- Goal of the exercise -
Below are some records. Pull every line that contains the word "color".
[Start]
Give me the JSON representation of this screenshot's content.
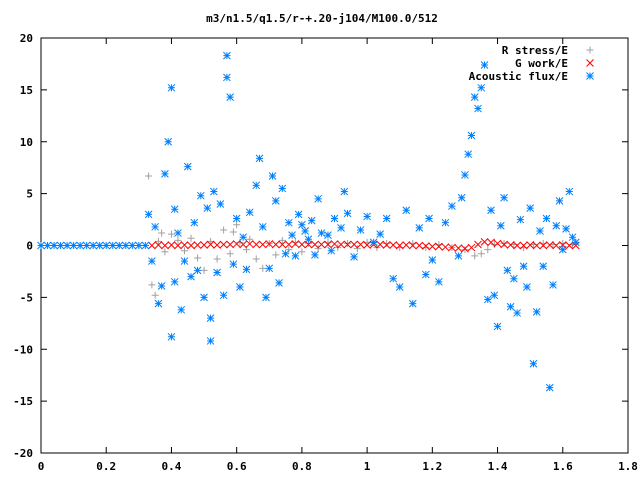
{
  "chart_data": {
    "type": "scatter",
    "title": "m3/n1.5/q1.5/r-+.20-j104/M100.0/512",
    "xlim": [
      0,
      1.8
    ],
    "ylim": [
      -20,
      20
    ],
    "x_ticks": [
      "0",
      "0.2",
      "0.4",
      "0.6",
      "0.8",
      "1",
      "1.2",
      "1.4",
      "1.6",
      "1.8"
    ],
    "y_ticks": [
      "20",
      "15",
      "10",
      "5",
      "0",
      "-5",
      "-10",
      "-15",
      "-20"
    ],
    "x_tick_values": [
      0,
      0.2,
      0.4,
      0.6,
      0.8,
      1.0,
      1.2,
      1.4,
      1.6,
      1.8
    ],
    "y_tick_values": [
      20,
      15,
      10,
      5,
      0,
      -5,
      -10,
      -15,
      -20
    ],
    "grid": false,
    "legend_position": "top-right",
    "series": [
      {
        "name": "R stress/E",
        "marker": "plus",
        "color": "#a0a0a0",
        "points": [
          [
            0.33,
            6.7
          ],
          [
            0.34,
            -3.8
          ],
          [
            0.35,
            -4.8
          ],
          [
            0.36,
            0.4
          ],
          [
            0.37,
            1.2
          ],
          [
            0.38,
            -0.6
          ],
          [
            0.4,
            1.1
          ],
          [
            0.42,
            0.5
          ],
          [
            0.44,
            -0.5
          ],
          [
            0.46,
            0.7
          ],
          [
            0.48,
            -1.2
          ],
          [
            0.5,
            -2.4
          ],
          [
            0.52,
            0.4
          ],
          [
            0.54,
            -1.3
          ],
          [
            0.56,
            1.5
          ],
          [
            0.58,
            -0.8
          ],
          [
            0.59,
            1.3
          ],
          [
            0.6,
            2.0
          ],
          [
            0.61,
            0.3
          ],
          [
            0.63,
            -0.4
          ],
          [
            0.64,
            0.6
          ],
          [
            0.66,
            -1.3
          ],
          [
            0.68,
            -2.2
          ],
          [
            0.7,
            0.2
          ],
          [
            0.72,
            -0.9
          ],
          [
            0.74,
            0.5
          ],
          [
            0.76,
            -0.4
          ],
          [
            0.78,
            0.3
          ],
          [
            0.8,
            -0.6
          ],
          [
            0.82,
            0.2
          ],
          [
            0.85,
            -0.3
          ],
          [
            0.88,
            0.3
          ],
          [
            0.91,
            -0.2
          ],
          [
            0.94,
            0.2
          ],
          [
            0.97,
            -0.3
          ],
          [
            1.0,
            0.3
          ],
          [
            1.03,
            -0.2
          ],
          [
            1.06,
            0.2
          ],
          [
            1.1,
            -0.2
          ],
          [
            1.14,
            0.2
          ],
          [
            1.18,
            -0.2
          ],
          [
            1.22,
            0.1
          ],
          [
            1.26,
            -0.2
          ],
          [
            1.3,
            -0.4
          ],
          [
            1.33,
            -1.0
          ],
          [
            1.35,
            -0.8
          ],
          [
            1.37,
            -0.4
          ],
          [
            1.39,
            0.1
          ],
          [
            1.42,
            0.2
          ],
          [
            1.45,
            0.1
          ],
          [
            1.48,
            -0.2
          ],
          [
            1.51,
            0.1
          ],
          [
            1.54,
            0.2
          ],
          [
            1.57,
            0.1
          ],
          [
            1.6,
            0.2
          ],
          [
            1.63,
            0.1
          ]
        ]
      },
      {
        "name": "G work/E",
        "marker": "cross",
        "color": "#ff0000",
        "points": [
          [
            0.34,
            0.0
          ],
          [
            0.36,
            0.05
          ],
          [
            0.38,
            0.0
          ],
          [
            0.4,
            0.05
          ],
          [
            0.42,
            0.0
          ],
          [
            0.44,
            0.05
          ],
          [
            0.46,
            0.0
          ],
          [
            0.48,
            0.05
          ],
          [
            0.5,
            0.05
          ],
          [
            0.52,
            0.1
          ],
          [
            0.54,
            0.05
          ],
          [
            0.56,
            0.1
          ],
          [
            0.58,
            0.1
          ],
          [
            0.6,
            0.15
          ],
          [
            0.62,
            0.1
          ],
          [
            0.64,
            0.15
          ],
          [
            0.66,
            0.1
          ],
          [
            0.68,
            0.1
          ],
          [
            0.7,
            0.15
          ],
          [
            0.72,
            0.1
          ],
          [
            0.74,
            0.1
          ],
          [
            0.76,
            0.1
          ],
          [
            0.78,
            0.15
          ],
          [
            0.8,
            0.1
          ],
          [
            0.82,
            0.1
          ],
          [
            0.84,
            0.1
          ],
          [
            0.86,
            0.1
          ],
          [
            0.88,
            0.1
          ],
          [
            0.9,
            0.15
          ],
          [
            0.92,
            0.1
          ],
          [
            0.94,
            0.1
          ],
          [
            0.96,
            0.1
          ],
          [
            0.98,
            0.1
          ],
          [
            1.0,
            0.05
          ],
          [
            1.02,
            0.1
          ],
          [
            1.04,
            0.1
          ],
          [
            1.06,
            0.05
          ],
          [
            1.08,
            0.05
          ],
          [
            1.1,
            0.0
          ],
          [
            1.12,
            0.05
          ],
          [
            1.14,
            0.0
          ],
          [
            1.16,
            0.0
          ],
          [
            1.18,
            -0.05
          ],
          [
            1.2,
            -0.1
          ],
          [
            1.22,
            -0.1
          ],
          [
            1.24,
            -0.15
          ],
          [
            1.26,
            -0.2
          ],
          [
            1.28,
            -0.25
          ],
          [
            1.3,
            -0.3
          ],
          [
            1.32,
            -0.2
          ],
          [
            1.34,
            0.1
          ],
          [
            1.36,
            0.35
          ],
          [
            1.38,
            0.3
          ],
          [
            1.4,
            0.2
          ],
          [
            1.42,
            0.1
          ],
          [
            1.44,
            0.05
          ],
          [
            1.46,
            0.0
          ],
          [
            1.48,
            0.0
          ],
          [
            1.5,
            0.05
          ],
          [
            1.52,
            0.0
          ],
          [
            1.54,
            0.0
          ],
          [
            1.56,
            0.05
          ],
          [
            1.58,
            0.0
          ],
          [
            1.6,
            0.05
          ],
          [
            1.62,
            0.0
          ],
          [
            1.64,
            0.0
          ]
        ]
      },
      {
        "name": "Acoustic flux/E",
        "marker": "star",
        "color": "#0080ff",
        "points": [
          [
            0.0,
            0.0
          ],
          [
            0.02,
            0.0
          ],
          [
            0.04,
            0.0
          ],
          [
            0.06,
            0.0
          ],
          [
            0.08,
            0.0
          ],
          [
            0.1,
            0.0
          ],
          [
            0.12,
            0.0
          ],
          [
            0.14,
            0.0
          ],
          [
            0.16,
            0.0
          ],
          [
            0.18,
            0.0
          ],
          [
            0.2,
            0.0
          ],
          [
            0.22,
            0.0
          ],
          [
            0.24,
            0.0
          ],
          [
            0.26,
            0.0
          ],
          [
            0.28,
            0.0
          ],
          [
            0.3,
            0.0
          ],
          [
            0.32,
            0.0
          ],
          [
            0.33,
            3.0
          ],
          [
            0.34,
            -1.5
          ],
          [
            0.35,
            1.8
          ],
          [
            0.36,
            -5.6
          ],
          [
            0.37,
            -3.9
          ],
          [
            0.38,
            6.9
          ],
          [
            0.39,
            10.0
          ],
          [
            0.4,
            15.2
          ],
          [
            0.4,
            -8.8
          ],
          [
            0.41,
            -3.5
          ],
          [
            0.41,
            3.5
          ],
          [
            0.42,
            1.2
          ],
          [
            0.43,
            -6.2
          ],
          [
            0.44,
            -1.5
          ],
          [
            0.45,
            7.6
          ],
          [
            0.46,
            -3.0
          ],
          [
            0.47,
            2.2
          ],
          [
            0.48,
            -2.4
          ],
          [
            0.49,
            4.8
          ],
          [
            0.5,
            -5.0
          ],
          [
            0.51,
            3.6
          ],
          [
            0.52,
            -7.0
          ],
          [
            0.52,
            -9.2
          ],
          [
            0.53,
            5.2
          ],
          [
            0.54,
            -2.6
          ],
          [
            0.55,
            4.0
          ],
          [
            0.56,
            -4.8
          ],
          [
            0.57,
            18.3
          ],
          [
            0.57,
            16.2
          ],
          [
            0.58,
            14.3
          ],
          [
            0.59,
            -1.8
          ],
          [
            0.6,
            2.6
          ],
          [
            0.61,
            -4.0
          ],
          [
            0.62,
            0.8
          ],
          [
            0.63,
            -2.3
          ],
          [
            0.64,
            3.2
          ],
          [
            0.66,
            5.8
          ],
          [
            0.67,
            8.4
          ],
          [
            0.68,
            1.8
          ],
          [
            0.69,
            -5.0
          ],
          [
            0.7,
            -2.2
          ],
          [
            0.71,
            6.7
          ],
          [
            0.72,
            4.3
          ],
          [
            0.73,
            -3.6
          ],
          [
            0.74,
            5.5
          ],
          [
            0.75,
            -0.8
          ],
          [
            0.76,
            2.2
          ],
          [
            0.77,
            1.0
          ],
          [
            0.78,
            -1.0
          ],
          [
            0.79,
            3.0
          ],
          [
            0.8,
            2.0
          ],
          [
            0.81,
            1.4
          ],
          [
            0.82,
            0.6
          ],
          [
            0.83,
            2.4
          ],
          [
            0.84,
            -0.9
          ],
          [
            0.85,
            4.5
          ],
          [
            0.86,
            1.2
          ],
          [
            0.88,
            1.0
          ],
          [
            0.89,
            -0.5
          ],
          [
            0.9,
            2.6
          ],
          [
            0.92,
            1.7
          ],
          [
            0.93,
            5.2
          ],
          [
            0.94,
            3.1
          ],
          [
            0.96,
            -1.1
          ],
          [
            0.98,
            1.5
          ],
          [
            1.0,
            2.8
          ],
          [
            1.02,
            0.3
          ],
          [
            1.04,
            1.1
          ],
          [
            1.06,
            2.6
          ],
          [
            1.08,
            -3.2
          ],
          [
            1.1,
            -4.0
          ],
          [
            1.12,
            3.4
          ],
          [
            1.14,
            -5.6
          ],
          [
            1.16,
            1.7
          ],
          [
            1.18,
            -2.8
          ],
          [
            1.19,
            2.6
          ],
          [
            1.2,
            -1.4
          ],
          [
            1.22,
            -3.5
          ],
          [
            1.24,
            2.2
          ],
          [
            1.26,
            3.8
          ],
          [
            1.28,
            -1.0
          ],
          [
            1.29,
            4.6
          ],
          [
            1.3,
            6.8
          ],
          [
            1.31,
            8.8
          ],
          [
            1.32,
            10.6
          ],
          [
            1.33,
            14.3
          ],
          [
            1.34,
            13.2
          ],
          [
            1.35,
            15.2
          ],
          [
            1.36,
            17.4
          ],
          [
            1.37,
            -5.2
          ],
          [
            1.38,
            3.4
          ],
          [
            1.39,
            -4.8
          ],
          [
            1.4,
            -7.8
          ],
          [
            1.41,
            1.9
          ],
          [
            1.42,
            4.6
          ],
          [
            1.43,
            -2.4
          ],
          [
            1.44,
            -5.9
          ],
          [
            1.45,
            -3.2
          ],
          [
            1.46,
            -6.5
          ],
          [
            1.47,
            2.5
          ],
          [
            1.48,
            -2.0
          ],
          [
            1.49,
            -4.0
          ],
          [
            1.5,
            3.6
          ],
          [
            1.51,
            -11.4
          ],
          [
            1.52,
            -6.4
          ],
          [
            1.53,
            1.4
          ],
          [
            1.54,
            -2.0
          ],
          [
            1.55,
            2.6
          ],
          [
            1.56,
            -13.7
          ],
          [
            1.57,
            -3.8
          ],
          [
            1.58,
            1.9
          ],
          [
            1.59,
            4.3
          ],
          [
            1.6,
            -0.4
          ],
          [
            1.61,
            1.6
          ],
          [
            1.62,
            5.2
          ],
          [
            1.63,
            0.8
          ],
          [
            1.64,
            0.3
          ]
        ]
      }
    ]
  }
}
[End]
- Response for this exercise -
        "color": "#a0a0a0",
        "color": "#ff0000",
        "color": "#0080ff",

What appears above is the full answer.